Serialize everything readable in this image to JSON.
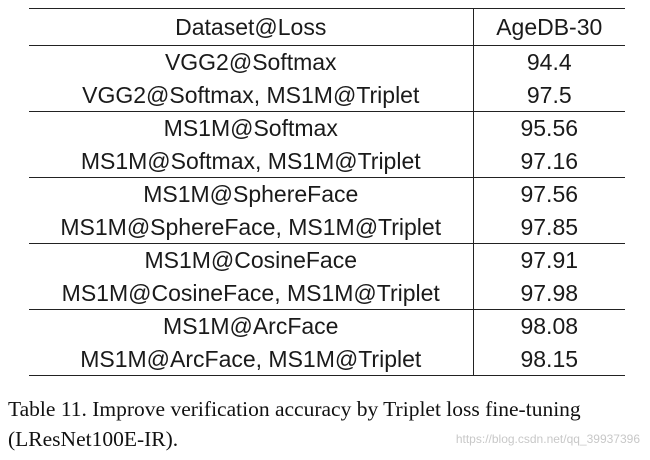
{
  "table": {
    "headers": [
      "Dataset@Loss",
      "AgeDB-30"
    ],
    "groups": [
      {
        "rows": [
          [
            "VGG2@Softmax",
            "94.4"
          ],
          [
            "VGG2@Softmax, MS1M@Triplet",
            "97.5"
          ]
        ]
      },
      {
        "rows": [
          [
            "MS1M@Softmax",
            "95.56"
          ],
          [
            "MS1M@Softmax, MS1M@Triplet",
            "97.16"
          ]
        ]
      },
      {
        "rows": [
          [
            "MS1M@SphereFace",
            "97.56"
          ],
          [
            "MS1M@SphereFace, MS1M@Triplet",
            "97.85"
          ]
        ]
      },
      {
        "rows": [
          [
            "MS1M@CosineFace",
            "97.91"
          ],
          [
            "MS1M@CosineFace, MS1M@Triplet",
            "97.98"
          ]
        ]
      },
      {
        "rows": [
          [
            "MS1M@ArcFace",
            "98.08"
          ],
          [
            "MS1M@ArcFace, MS1M@Triplet",
            "98.15"
          ]
        ]
      }
    ],
    "best_value": "98.15"
  },
  "caption": {
    "text": "Table 11. Improve verification accuracy by Triplet loss fine-tuning (LResNet100E-IR)."
  },
  "watermark": {
    "text": "https://blog.csdn.net/qq_39937396"
  }
}
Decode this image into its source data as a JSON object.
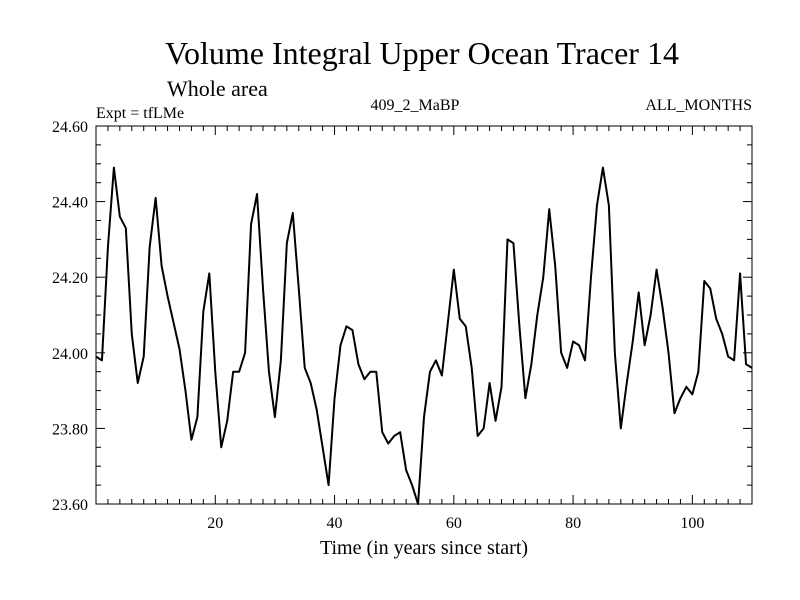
{
  "chart_data": {
    "type": "line",
    "title": "Volume Integral Upper Ocean Tracer 14",
    "subtitle": "Whole area",
    "header_left": "Expt = tfLMe",
    "header_center": "409_2_MaBP",
    "header_right": "ALL_MONTHS",
    "xlabel": "Time (in years since start)",
    "ylabel": "",
    "xlim": [
      0,
      110
    ],
    "ylim": [
      23.6,
      24.6
    ],
    "xticks": [
      20,
      40,
      60,
      80,
      100
    ],
    "xtick_labels": [
      "20",
      "40",
      "60",
      "80",
      "100"
    ],
    "yticks": [
      23.6,
      23.8,
      24.0,
      24.2,
      24.4,
      24.6
    ],
    "ytick_labels": [
      "23.60",
      "23.80",
      "24.00",
      "24.20",
      "24.40",
      "24.60"
    ],
    "series": [
      {
        "name": "tracer14",
        "color": "#000000",
        "x": [
          0,
          1,
          2,
          3,
          4,
          5,
          6,
          7,
          8,
          9,
          10,
          11,
          12,
          13,
          14,
          15,
          16,
          17,
          18,
          19,
          20,
          21,
          22,
          23,
          24,
          25,
          26,
          27,
          28,
          29,
          30,
          31,
          32,
          33,
          34,
          35,
          36,
          37,
          38,
          39,
          40,
          41,
          42,
          43,
          44,
          45,
          46,
          47,
          48,
          49,
          50,
          51,
          52,
          53,
          54,
          55,
          56,
          57,
          58,
          59,
          60,
          61,
          62,
          63,
          64,
          65,
          66,
          67,
          68,
          69,
          70,
          71,
          72,
          73,
          74,
          75,
          76,
          77,
          78,
          79,
          80,
          81,
          82,
          83,
          84,
          85,
          86,
          87,
          88,
          89,
          90,
          91,
          92,
          93,
          94,
          95,
          96,
          97,
          98,
          99,
          100,
          101,
          102,
          103,
          104,
          105,
          106,
          107,
          108,
          109,
          110
        ],
        "values": [
          23.99,
          23.98,
          24.28,
          24.49,
          24.36,
          24.33,
          24.05,
          23.92,
          23.99,
          24.28,
          24.41,
          24.23,
          24.15,
          24.08,
          24.01,
          23.9,
          23.77,
          23.83,
          24.11,
          24.21,
          23.95,
          23.75,
          23.82,
          23.95,
          23.95,
          24.0,
          24.34,
          24.42,
          24.17,
          23.95,
          23.83,
          23.98,
          24.29,
          24.37,
          24.17,
          23.96,
          23.92,
          23.85,
          23.75,
          23.65,
          23.88,
          24.02,
          24.07,
          24.06,
          23.97,
          23.93,
          23.95,
          23.95,
          23.79,
          23.76,
          23.78,
          23.79,
          23.69,
          23.65,
          23.6,
          23.83,
          23.95,
          23.98,
          23.94,
          24.08,
          24.22,
          24.09,
          24.07,
          23.96,
          23.78,
          23.8,
          23.92,
          23.82,
          23.91,
          24.3,
          24.29,
          24.07,
          23.88,
          23.97,
          24.1,
          24.2,
          24.38,
          24.23,
          24.0,
          23.96,
          24.03,
          24.02,
          23.98,
          24.2,
          24.39,
          24.49,
          24.39,
          24.0,
          23.8,
          23.92,
          24.03,
          24.16,
          24.02,
          24.1,
          24.22,
          24.12,
          24.0,
          23.84,
          23.88,
          23.91,
          23.89,
          23.95,
          24.19,
          24.17,
          24.09,
          24.05,
          23.99,
          23.98,
          24.21,
          23.97,
          23.96
        ]
      }
    ]
  }
}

## GOAL
Gather and copy every line of the data in which the string "text" is found.

## ANSWER FOR THIS EXERCISE
    "text": "Table 11. Improve verification accuracy by Triplet loss fine-tuning (LResNet100E-IR)."
    "text": "https://blog.csdn.net/qq_39937396"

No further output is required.